Every record below should be transcribed exactly. Omit the images.

━━━━━ Data supplied ━━━━━

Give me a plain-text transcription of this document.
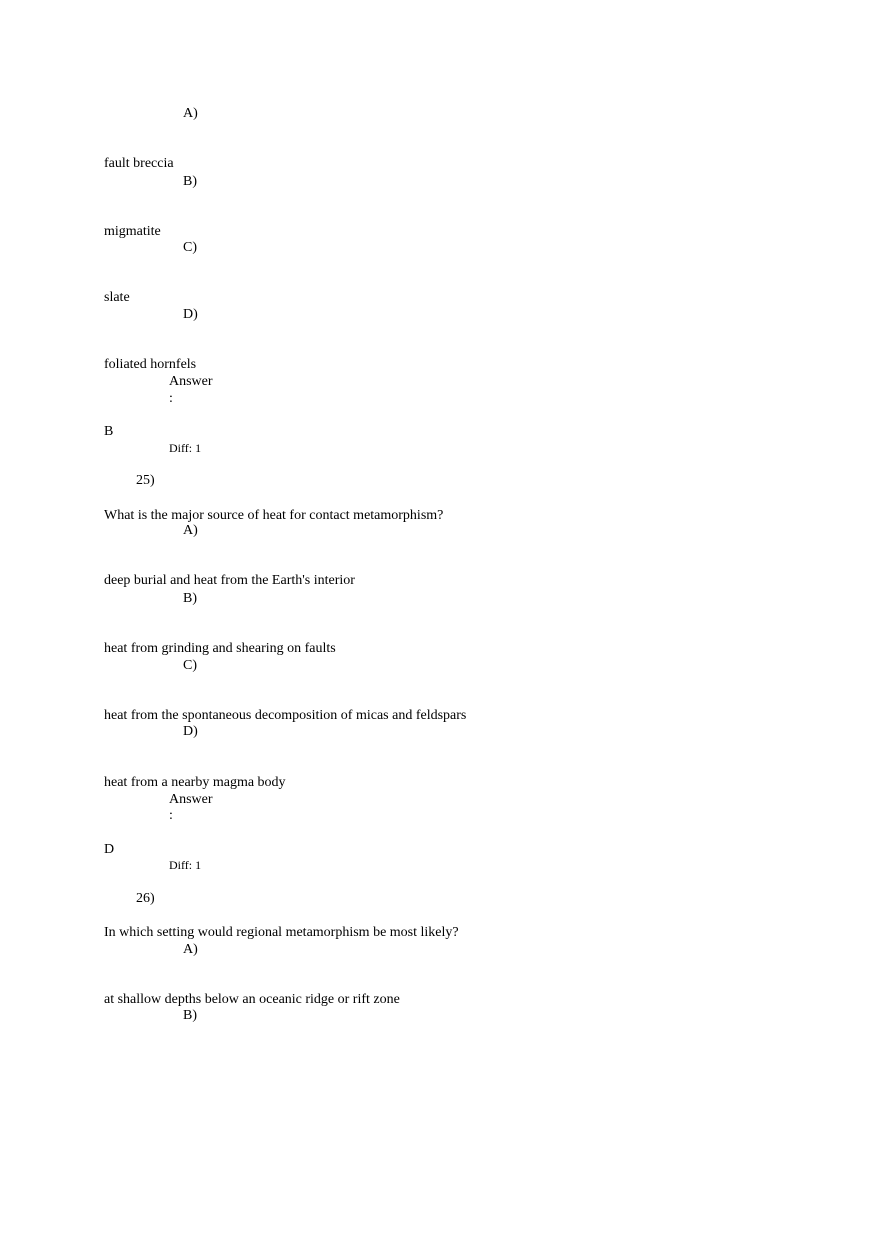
A)
fault breccia
B)
migmatite
C)
slate
D)
foliated hornfels
Answer
:
B
Diff: 1
25)
What is the major source of heat for contact metamorphism?
A)
deep burial and heat from the Earth's interior
B)
heat from grinding and shearing on faults
C)
heat from the spontaneous decomposition of micas and feldspars
D)
heat from a nearby magma body
Answer
:
D
Diff: 1
26)
In which setting would regional metamorphism be most likely?
A)
at shallow depths below an oceanic ridge or rift zone
B)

━━━━━

> [Solution to this task]:
Give me a plain-text transcription of this document.
A)
fault breccia
B)
migmatite
C)
slate
D)
foliated hornfels
Answer
:
B
Diff: 1
25)
What is the major source of heat for contact metamorphism?
A)
deep burial and heat from the Earth's interior
B)
heat from grinding and shearing on faults
C)
heat from the spontaneous decomposition of micas and feldspars
D)
heat from a nearby magma body
Answer
:
D
Diff: 1
26)
In which setting would regional metamorphism be most likely?
A)
at shallow depths below an oceanic ridge or rift zone
B)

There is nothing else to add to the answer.